**Exercises to complete**
A. From the abstract on calf muscle oxygenation and exercise training, copy the passage that begins at the words "Calf muscle oxygen saturation and" and ends after the words "from exercise training.".
B. Answer these questions from the abstract on calf muscle oxygenation and exercise training:
(i) How many individuals with claudication did the study recruit?
(ii) What technique monitored calf muscle oxygen saturation?
(iii) By what percentage did supervised exercise reduce the Sto(2) recovery half-time?

**Excerpt to read**
════

Calf muscle oxygen saturation and the effects of supervised exercise training for intermittent claudication.

OBJECTIVE

The mechanisms underlying the symptomatic improvement witnessed as a result of exercise training in intermittent claudication remain unclear. There is no reproducible evidence to support increased limb blood flow resulting from neovascularization. Changes in oxygenation of active muscles as a result of blood redistribution are hypothesized but unproven. This study sought evidence of improved gastrocnemius oxygenation resulting from exercise training.

METHODS

The study recruited 42 individuals with claudication. After an initial control period of exercise advice, participants undertook a 3-month supervised exercise program. Spatially resolved near-infrared spectroscopy monitored calf muscle oxygen saturation (Sto(2)) during exercise and after a period of cuff-induced ischemia. Comparison was made with 14 individuals undergoing angioplasty for calf claudication. Clinical outcomes of claudication distance and maximum walking distance were measured by treadmill assessment.

RESULTS

Significant increases occurred in mean [interquartile range] claudication disease (57 [38-78] to 119 [97-142] meters; P = .01) and maximum walking distance (124 [102-147] to 241 [193-265] meters; P = .02) after supervised exercise but not after the control period. No change occurred in resting Sto(2) at any interval. Angioplasty (27% [21-34] to 19% [13-29]; P = .02) but not exercise training (26% [21-32] vs 23% [20-31]; P > .20) resulted in a reduced Sto(2) desaturation in response to submaximal exercise and an increased hyperemic hemoglobin oxygen recovery rate after ischemia (0.48 [0.39-0.55] to 0.63 [0.52-0.69] s(-1); P = .01). However supervised exercise reduced the Sto(2) recovery half-time by 17% (82 [64-101] to 68 [55-89] seconds; P = .02).

CONCLUSIONS

Supervised exercise training is not associated with increased gastrocnemius muscle oxygenation during exercise or increased hyperemic hemoglobin flow after a model of ischemia. This suggests that the symptomatic improvement witnessed is not the result of increased oxygen delivery to the active muscle. The enhanced recovery after exercise training therefore reflects a combination of enhanced metabolic economy and increased oxidative capacity, suggesting that exercise training helps reverse an acquired metabolic myopathy.

════

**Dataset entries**

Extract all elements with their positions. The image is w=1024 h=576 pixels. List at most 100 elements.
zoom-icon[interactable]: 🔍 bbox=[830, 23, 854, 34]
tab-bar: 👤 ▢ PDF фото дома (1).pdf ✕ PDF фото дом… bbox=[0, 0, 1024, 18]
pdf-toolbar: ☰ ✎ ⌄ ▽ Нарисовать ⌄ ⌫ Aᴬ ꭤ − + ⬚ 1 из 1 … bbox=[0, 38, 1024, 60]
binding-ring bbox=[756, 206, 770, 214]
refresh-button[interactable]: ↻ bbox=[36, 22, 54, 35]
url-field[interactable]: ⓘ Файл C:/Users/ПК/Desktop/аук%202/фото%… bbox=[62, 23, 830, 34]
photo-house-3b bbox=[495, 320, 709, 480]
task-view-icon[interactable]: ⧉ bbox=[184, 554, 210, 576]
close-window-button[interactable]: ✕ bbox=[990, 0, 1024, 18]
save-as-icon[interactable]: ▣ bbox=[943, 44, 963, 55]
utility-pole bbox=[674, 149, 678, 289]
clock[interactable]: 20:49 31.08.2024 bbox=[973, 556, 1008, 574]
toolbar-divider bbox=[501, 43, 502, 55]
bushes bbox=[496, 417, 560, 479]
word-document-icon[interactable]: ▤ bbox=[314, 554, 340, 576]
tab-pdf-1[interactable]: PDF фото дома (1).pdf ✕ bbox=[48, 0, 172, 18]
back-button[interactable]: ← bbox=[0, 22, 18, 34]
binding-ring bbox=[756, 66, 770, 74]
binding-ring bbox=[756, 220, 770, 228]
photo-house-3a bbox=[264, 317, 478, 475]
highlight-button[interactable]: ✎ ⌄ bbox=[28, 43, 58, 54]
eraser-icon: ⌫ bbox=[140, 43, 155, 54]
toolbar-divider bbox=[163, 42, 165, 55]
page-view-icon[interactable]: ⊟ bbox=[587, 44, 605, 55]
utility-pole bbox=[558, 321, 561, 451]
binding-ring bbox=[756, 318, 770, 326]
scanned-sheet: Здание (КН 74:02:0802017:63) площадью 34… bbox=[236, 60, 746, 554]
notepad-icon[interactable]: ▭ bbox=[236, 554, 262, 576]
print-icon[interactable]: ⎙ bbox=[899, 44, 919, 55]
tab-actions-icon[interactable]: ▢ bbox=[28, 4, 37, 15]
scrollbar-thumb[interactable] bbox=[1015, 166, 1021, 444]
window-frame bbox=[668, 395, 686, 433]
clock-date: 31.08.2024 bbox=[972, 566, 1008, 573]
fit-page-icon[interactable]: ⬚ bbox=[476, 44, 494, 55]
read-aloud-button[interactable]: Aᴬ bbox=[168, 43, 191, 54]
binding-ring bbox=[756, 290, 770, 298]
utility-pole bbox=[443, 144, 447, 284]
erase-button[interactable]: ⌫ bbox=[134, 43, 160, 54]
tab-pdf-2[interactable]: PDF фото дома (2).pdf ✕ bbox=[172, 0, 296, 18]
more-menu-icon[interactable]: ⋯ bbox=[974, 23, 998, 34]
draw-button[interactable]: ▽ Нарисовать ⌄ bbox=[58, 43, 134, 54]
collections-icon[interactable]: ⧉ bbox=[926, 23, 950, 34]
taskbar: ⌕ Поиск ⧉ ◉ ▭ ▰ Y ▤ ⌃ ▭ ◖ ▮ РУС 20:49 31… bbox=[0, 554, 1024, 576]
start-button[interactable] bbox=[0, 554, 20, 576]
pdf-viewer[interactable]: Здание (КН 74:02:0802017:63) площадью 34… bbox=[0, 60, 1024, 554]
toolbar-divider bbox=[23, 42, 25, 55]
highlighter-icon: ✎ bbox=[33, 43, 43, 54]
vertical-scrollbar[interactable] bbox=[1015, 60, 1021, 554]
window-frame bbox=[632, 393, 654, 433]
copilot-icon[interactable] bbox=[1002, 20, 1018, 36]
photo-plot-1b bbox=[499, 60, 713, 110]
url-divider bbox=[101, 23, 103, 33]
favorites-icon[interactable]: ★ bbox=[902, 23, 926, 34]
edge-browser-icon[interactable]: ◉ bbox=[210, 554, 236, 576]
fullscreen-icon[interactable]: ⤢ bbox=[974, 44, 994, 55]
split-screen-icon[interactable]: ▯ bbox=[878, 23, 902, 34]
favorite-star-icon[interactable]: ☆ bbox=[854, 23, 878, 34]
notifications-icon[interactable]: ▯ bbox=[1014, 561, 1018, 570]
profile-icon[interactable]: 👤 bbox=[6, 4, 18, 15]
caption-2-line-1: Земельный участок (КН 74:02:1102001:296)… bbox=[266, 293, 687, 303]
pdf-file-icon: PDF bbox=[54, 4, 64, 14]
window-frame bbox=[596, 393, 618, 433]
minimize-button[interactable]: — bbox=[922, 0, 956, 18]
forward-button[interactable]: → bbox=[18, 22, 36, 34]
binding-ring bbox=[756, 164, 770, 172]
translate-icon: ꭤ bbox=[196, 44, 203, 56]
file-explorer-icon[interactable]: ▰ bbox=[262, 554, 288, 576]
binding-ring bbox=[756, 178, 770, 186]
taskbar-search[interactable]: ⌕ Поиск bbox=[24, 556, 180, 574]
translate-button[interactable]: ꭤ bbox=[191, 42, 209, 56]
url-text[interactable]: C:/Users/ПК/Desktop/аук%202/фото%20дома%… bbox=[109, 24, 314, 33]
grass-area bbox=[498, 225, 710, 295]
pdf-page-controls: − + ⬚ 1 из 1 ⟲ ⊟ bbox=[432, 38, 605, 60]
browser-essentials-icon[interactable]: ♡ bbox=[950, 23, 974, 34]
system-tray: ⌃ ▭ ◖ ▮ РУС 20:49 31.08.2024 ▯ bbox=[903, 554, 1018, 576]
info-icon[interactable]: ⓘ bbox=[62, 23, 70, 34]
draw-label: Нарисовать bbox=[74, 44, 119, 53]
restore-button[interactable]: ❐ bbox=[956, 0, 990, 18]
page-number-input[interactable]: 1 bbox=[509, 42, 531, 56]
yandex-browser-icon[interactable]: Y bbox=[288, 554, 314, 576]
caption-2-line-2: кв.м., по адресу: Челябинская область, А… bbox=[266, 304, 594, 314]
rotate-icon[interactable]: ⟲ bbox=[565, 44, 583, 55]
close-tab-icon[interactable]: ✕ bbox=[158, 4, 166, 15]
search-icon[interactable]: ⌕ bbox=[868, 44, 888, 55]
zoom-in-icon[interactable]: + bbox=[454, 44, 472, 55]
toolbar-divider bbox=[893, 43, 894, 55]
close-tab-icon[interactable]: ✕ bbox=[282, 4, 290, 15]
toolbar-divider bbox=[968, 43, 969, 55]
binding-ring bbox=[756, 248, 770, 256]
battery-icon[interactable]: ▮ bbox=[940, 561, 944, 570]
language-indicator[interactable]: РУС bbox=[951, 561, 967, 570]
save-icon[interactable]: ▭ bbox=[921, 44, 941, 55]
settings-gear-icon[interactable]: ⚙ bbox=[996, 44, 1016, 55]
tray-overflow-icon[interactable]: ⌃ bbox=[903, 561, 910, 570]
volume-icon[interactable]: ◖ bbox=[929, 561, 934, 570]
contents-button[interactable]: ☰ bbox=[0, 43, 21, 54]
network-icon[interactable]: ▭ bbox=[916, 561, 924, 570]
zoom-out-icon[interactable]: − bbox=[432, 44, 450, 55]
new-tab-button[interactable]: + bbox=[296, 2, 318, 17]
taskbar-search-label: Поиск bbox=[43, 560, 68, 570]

════

**Results of the exercise**
A.
Calf muscle oxygen saturation and the effects of supervised exercise training for intermittent claudication.

OBJECTIVE

The mechanisms underlying the symptomatic improvement witnessed as a result of exercise training in intermittent claudication remain unclear. There is no reproducible evidence to support increased limb blood flow resulting from neovascularization. Changes in oxygenation of active muscles as a result of blood redistribution are hypothesized but unproven. This study sought evidence of improved gastrocnemius oxygenation resulting from exercise training.

B.
(i) 42
(ii) Spatially resolved near-infrared spectroscopy
(iii) 17%